◆ Entries:
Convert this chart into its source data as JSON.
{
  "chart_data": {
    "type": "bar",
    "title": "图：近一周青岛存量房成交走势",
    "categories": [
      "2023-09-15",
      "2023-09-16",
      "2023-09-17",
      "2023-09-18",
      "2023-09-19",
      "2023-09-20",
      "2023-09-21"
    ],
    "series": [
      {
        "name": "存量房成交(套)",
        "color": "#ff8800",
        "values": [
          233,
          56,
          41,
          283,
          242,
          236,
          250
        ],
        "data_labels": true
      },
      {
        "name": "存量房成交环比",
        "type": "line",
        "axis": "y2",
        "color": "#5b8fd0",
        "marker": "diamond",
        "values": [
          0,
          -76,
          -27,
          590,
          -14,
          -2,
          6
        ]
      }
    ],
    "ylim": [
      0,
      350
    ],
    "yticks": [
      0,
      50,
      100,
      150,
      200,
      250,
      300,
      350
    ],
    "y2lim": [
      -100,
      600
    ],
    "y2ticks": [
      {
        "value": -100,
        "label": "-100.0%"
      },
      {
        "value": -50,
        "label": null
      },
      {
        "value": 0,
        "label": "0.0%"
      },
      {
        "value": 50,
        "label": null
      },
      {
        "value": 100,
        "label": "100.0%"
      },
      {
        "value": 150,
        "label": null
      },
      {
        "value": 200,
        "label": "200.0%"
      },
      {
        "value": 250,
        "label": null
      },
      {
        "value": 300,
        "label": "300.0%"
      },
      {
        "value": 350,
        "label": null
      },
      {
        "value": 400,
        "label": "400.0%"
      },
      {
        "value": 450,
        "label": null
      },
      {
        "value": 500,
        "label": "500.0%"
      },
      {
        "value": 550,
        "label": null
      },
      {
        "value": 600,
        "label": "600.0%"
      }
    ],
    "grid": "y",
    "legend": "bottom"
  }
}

◆ Instruction: Retype each record exactly, leaving nothing out.

◆ Written response:
Convert this chart into its source data as JSON.
{
  "chart_data": {
    "type": "bar",
    "title": "图：近一周青岛存量房成交走势",
    "categories": [
      "2023-09-15",
      "2023-09-16",
      "2023-09-17",
      "2023-09-18",
      "2023-09-19",
      "2023-09-20",
      "2023-09-21"
    ],
    "series": [
      {
        "name": "存量房成交(套)",
        "color": "#ff8800",
        "values": [
          233,
          56,
          41,
          283,
          242,
          236,
          250
        ],
        "data_labels": true
      },
      {
        "name": "存量房成交环比",
        "type": "line",
        "axis": "y2",
        "color": "#5b8fd0",
        "marker": "diamond",
        "values": [
          0,
          -76,
          -27,
          590,
          -14,
          -2,
          6
        ]
      }
    ],
    "ylim": [
      0,
      350
    ],
    "yticks": [
      0,
      50,
      100,
      150,
      200,
      250,
      300,
      350
    ],
    "y2lim": [
      -100,
      600
    ],
    "y2ticks": [
      {
        "value": -100,
        "label": "-100.0%"
      },
      {
        "value": -50,
        "label": null
      },
      {
        "value": 0,
        "label": "0.0%"
      },
      {
        "value": 50,
        "label": null
      },
      {
        "value": 100,
        "label": "100.0%"
      },
      {
        "value": 150,
        "label": null
      },
      {
        "value": 200,
        "label": "200.0%"
      },
      {
        "value": 250,
        "label": null
      },
      {
        "value": 300,
        "label": "300.0%"
      },
      {
        "value": 350,
        "label": null
      },
      {
        "value": 400,
        "label": "400.0%"
      },
      {
        "value": 450,
        "label": null
      },
      {
        "value": 500,
        "label": "500.0%"
      },
      {
        "value": 550,
        "label": null
      },
      {
        "value": 600,
        "label": "600.0%"
      }
    ],
    "grid": "y",
    "legend": "bottom"
  }
}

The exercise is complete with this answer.